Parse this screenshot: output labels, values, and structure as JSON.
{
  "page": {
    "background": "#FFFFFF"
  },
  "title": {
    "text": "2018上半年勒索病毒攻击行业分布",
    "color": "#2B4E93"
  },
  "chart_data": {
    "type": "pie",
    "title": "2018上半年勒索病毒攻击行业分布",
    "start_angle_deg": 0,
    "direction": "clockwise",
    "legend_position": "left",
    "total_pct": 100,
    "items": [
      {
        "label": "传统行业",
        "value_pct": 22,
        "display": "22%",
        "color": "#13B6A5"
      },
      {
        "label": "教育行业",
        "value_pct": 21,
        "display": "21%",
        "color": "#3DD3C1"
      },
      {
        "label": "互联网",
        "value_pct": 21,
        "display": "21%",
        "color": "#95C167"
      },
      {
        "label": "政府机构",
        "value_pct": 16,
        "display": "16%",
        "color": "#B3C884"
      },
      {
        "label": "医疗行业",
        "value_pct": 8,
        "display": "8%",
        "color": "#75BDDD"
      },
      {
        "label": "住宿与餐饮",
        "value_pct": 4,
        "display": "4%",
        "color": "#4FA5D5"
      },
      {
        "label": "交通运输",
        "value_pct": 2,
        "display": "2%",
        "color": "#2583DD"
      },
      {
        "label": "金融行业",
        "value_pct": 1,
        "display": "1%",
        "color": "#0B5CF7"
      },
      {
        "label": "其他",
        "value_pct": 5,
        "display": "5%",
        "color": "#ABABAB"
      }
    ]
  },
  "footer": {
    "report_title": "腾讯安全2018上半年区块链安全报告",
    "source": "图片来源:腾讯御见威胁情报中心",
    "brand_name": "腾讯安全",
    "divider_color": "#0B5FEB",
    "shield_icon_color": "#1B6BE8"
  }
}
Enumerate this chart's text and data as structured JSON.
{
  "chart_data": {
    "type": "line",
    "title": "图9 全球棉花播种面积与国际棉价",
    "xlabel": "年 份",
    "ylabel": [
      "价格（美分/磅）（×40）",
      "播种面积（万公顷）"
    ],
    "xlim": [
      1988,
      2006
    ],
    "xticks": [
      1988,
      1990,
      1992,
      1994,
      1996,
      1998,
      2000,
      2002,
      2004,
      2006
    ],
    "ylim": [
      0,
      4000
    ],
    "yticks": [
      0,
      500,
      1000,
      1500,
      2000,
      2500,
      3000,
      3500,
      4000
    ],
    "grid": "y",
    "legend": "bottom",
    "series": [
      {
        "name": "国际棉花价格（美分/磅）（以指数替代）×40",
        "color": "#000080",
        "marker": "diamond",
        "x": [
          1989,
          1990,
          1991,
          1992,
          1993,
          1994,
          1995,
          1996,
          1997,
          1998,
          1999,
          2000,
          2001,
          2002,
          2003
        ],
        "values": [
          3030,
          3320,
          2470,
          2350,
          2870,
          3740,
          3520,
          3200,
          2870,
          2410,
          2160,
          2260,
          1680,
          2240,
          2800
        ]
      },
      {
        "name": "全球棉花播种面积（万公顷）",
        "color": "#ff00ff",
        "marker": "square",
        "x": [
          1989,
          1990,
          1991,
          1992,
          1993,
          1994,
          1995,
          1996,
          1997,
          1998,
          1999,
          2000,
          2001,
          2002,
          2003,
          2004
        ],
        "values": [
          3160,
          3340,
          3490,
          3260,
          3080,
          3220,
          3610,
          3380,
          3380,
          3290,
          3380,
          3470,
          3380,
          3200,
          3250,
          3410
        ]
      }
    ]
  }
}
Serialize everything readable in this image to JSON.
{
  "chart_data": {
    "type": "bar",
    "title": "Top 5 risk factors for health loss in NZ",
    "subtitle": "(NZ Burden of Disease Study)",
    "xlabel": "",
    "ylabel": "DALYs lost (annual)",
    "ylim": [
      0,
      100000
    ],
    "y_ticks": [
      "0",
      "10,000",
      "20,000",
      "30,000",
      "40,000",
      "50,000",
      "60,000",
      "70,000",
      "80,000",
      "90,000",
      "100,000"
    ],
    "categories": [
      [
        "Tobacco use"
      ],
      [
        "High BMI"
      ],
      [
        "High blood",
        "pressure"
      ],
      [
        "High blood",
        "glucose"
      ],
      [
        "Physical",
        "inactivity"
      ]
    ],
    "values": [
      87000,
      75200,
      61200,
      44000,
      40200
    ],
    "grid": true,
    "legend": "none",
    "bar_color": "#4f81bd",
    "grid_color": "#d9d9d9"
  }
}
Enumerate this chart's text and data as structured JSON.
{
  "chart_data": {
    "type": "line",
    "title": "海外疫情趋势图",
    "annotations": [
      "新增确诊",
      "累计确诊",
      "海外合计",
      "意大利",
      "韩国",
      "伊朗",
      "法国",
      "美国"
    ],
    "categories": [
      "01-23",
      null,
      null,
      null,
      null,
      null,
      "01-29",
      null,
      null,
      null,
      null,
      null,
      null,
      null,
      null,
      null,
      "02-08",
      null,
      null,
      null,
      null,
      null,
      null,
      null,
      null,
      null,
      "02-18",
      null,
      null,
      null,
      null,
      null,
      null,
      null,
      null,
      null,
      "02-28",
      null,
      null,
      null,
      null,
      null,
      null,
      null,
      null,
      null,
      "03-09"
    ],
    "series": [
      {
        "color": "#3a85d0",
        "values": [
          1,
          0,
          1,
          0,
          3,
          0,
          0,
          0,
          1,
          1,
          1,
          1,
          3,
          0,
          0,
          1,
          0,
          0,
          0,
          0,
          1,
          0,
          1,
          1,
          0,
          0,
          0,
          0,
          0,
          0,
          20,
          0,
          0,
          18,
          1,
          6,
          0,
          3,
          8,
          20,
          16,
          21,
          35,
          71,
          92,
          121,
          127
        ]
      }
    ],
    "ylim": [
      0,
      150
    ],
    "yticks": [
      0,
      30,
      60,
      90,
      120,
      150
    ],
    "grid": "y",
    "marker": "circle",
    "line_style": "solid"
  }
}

________________

● **Problem to work on**:
The whole listing above needs to be written out again exactly.

● **Output**:
Parse this screenshot: output labels, values, and structure as JSON.
{
  "page": {
    "background": "#FFFFFF"
  },
  "title": {
    "text": "2018上半年勒索病毒攻击行业分布",
    "color": "#2B4E93"
  },
  "chart_data": {
    "type": "pie",
    "title": "2018上半年勒索病毒攻击行业分布",
    "start_angle_deg": 0,
    "direction": "clockwise",
    "legend_position": "left",
    "total_pct": 100,
    "items": [
      {
        "label": "传统行业",
        "value_pct": 22,
        "display": "22%",
        "color": "#13B6A5"
      },
      {
        "label": "教育行业",
        "value_pct": 21,
        "display": "21%",
        "color": "#3DD3C1"
      },
      {
        "label": "互联网",
        "value_pct": 21,
        "display": "21%",
        "color": "#95C167"
      },
      {
        "label": "政府机构",
        "value_pct": 16,
        "display": "16%",
        "color": "#B3C884"
      },
      {
        "label": "医疗行业",
        "value_pct": 8,
        "display": "8%",
        "color": "#75BDDD"
      },
      {
        "label": "住宿与餐饮",
        "value_pct": 4,
        "display": "4%",
        "color": "#4FA5D5"
      },
      {
        "label": "交通运输",
        "value_pct": 2,
        "display": "2%",
        "color": "#2583DD"
      },
      {
        "label": "金融行业",
        "value_pct": 1,
        "display": "1%",
        "color": "#0B5CF7"
      },
      {
        "label": "其他",
        "value_pct": 5,
        "display": "5%",
        "color": "#ABABAB"
      }
    ]
  },
  "footer": {
    "report_title": "腾讯安全2018上半年区块链安全报告",
    "source": "图片来源:腾讯御见威胁情报中心",
    "brand_name": "腾讯安全",
    "divider_color": "#0B5FEB",
    "shield_icon_color": "#1B6BE8"
  }
}
Enumerate this chart's text and data as structured JSON.
{
  "chart_data": {
    "type": "line",
    "title": "图9 全球棉花播种面积与国际棉价",
    "xlabel": "年 份",
    "ylabel": [
      "价格（美分/磅）（×40）",
      "播种面积（万公顷）"
    ],
    "xlim": [
      1988,
      2006
    ],
    "xticks": [
      1988,
      1990,
      1992,
      1994,
      1996,
      1998,
      2000,
      2002,
      2004,
      2006
    ],
    "ylim": [
      0,
      4000
    ],
    "yticks": [
      0,
      500,
      1000,
      1500,
      2000,
      2500,
      3000,
      3500,
      4000
    ],
    "grid": "y",
    "legend": "bottom",
    "series": [
      {
        "name": "国际棉花价格（美分/磅）（以指数替代）×40",
        "color": "#000080",
        "marker": "diamond",
        "x": [
          1989,
          1990,
          1991,
          1992,
          1993,
          1994,
          1995,
          1996,
          1997,
          1998,
          1999,
          2000,
          2001,
          2002,
          2003
        ],
        "values": [
          3030,
          3320,
          2470,
          2350,
          2870,
          3740,
          3520,
          3200,
          2870,
          2410,
          2160,
          2260,
          1680,
          2240,
          2800
        ]
      },
      {
        "name": "全球棉花播种面积（万公顷）",
        "color": "#ff00ff",
        "marker": "square",
        "x": [
          1989,
          1990,
          1991,
          1992,
          1993,
          1994,
          1995,
          1996,
          1997,
          1998,
          1999,
          2000,
          2001,
          2002,
          2003,
          2004
        ],
        "values": [
          3160,
          3340,
          3490,
          3260,
          3080,
          3220,
          3610,
          3380,
          3380,
          3290,
          3380,
          3470,
          3380,
          3200,
          3250,
          3410
        ]
      }
    ]
  }
}
Serialize everything readable in this image to JSON.
{
  "chart_data": {
    "type": "bar",
    "title": "Top 5 risk factors for health loss in NZ",
    "subtitle": "(NZ Burden of Disease Study)",
    "xlabel": "",
    "ylabel": "DALYs lost (annual)",
    "ylim": [
      0,
      100000
    ],
    "y_ticks": [
      "0",
      "10,000",
      "20,000",
      "30,000",
      "40,000",
      "50,000",
      "60,000",
      "70,000",
      "80,000",
      "90,000",
      "100,000"
    ],
    "categories": [
      [
        "Tobacco use"
      ],
      [
        "High BMI"
      ],
      [
        "High blood",
        "pressure"
      ],
      [
        "High blood",
        "glucose"
      ],
      [
        "Physical",
        "inactivity"
      ]
    ],
    "values": [
      87000,
      75200,
      61200,
      44000,
      40200
    ],
    "grid": true,
    "legend": "none",
    "bar_color": "#4f81bd",
    "grid_color": "#d9d9d9"
  }
}
Enumerate this chart's text and data as structured JSON.
{
  "chart_data": {
    "type": "line",
    "title": "海外疫情趋势图",
    "annotations": [
      "新增确诊",
      "累计确诊",
      "海外合计",
      "意大利",
      "韩国",
      "伊朗",
      "法国",
      "美国"
    ],
    "categories": [
      "01-23",
      null,
      null,
      null,
      null,
      null,
      "01-29",
      null,
      null,
      null,
      null,
      null,
      null,
      null,
      null,
      null,
      "02-08",
      null,
      null,
      null,
      null,
      null,
      null,
      null,
      null,
      null,
      "02-18",
      null,
      null,
      null,
      null,
      null,
      null,
      null,
      null,
      null,
      "02-28",
      null,
      null,
      null,
      null,
      null,
      null,
      null,
      null,
      null,
      "03-09"
    ],
    "series": [
      {
        "color": "#3a85d0",
        "values": [
          1,
          0,
          1,
          0,
          3,
          0,
          0,
          0,
          1,
          1,
          1,
          1,
          3,
          0,
          0,
          1,
          0,
          0,
          0,
          0,
          1,
          0,
          1,
          1,
          0,
          0,
          0,
          0,
          0,
          0,
          20,
          0,
          0,
          18,
          1,
          6,
          0,
          3,
          8,
          20,
          16,
          21,
          35,
          71,
          92,
          121,
          127
        ]
      }
    ],
    "ylim": [
      0,
      150
    ],
    "yticks": [
      0,
      30,
      60,
      90,
      120,
      150
    ],
    "grid": "y",
    "marker": "circle",
    "line_style": "solid"
  }
}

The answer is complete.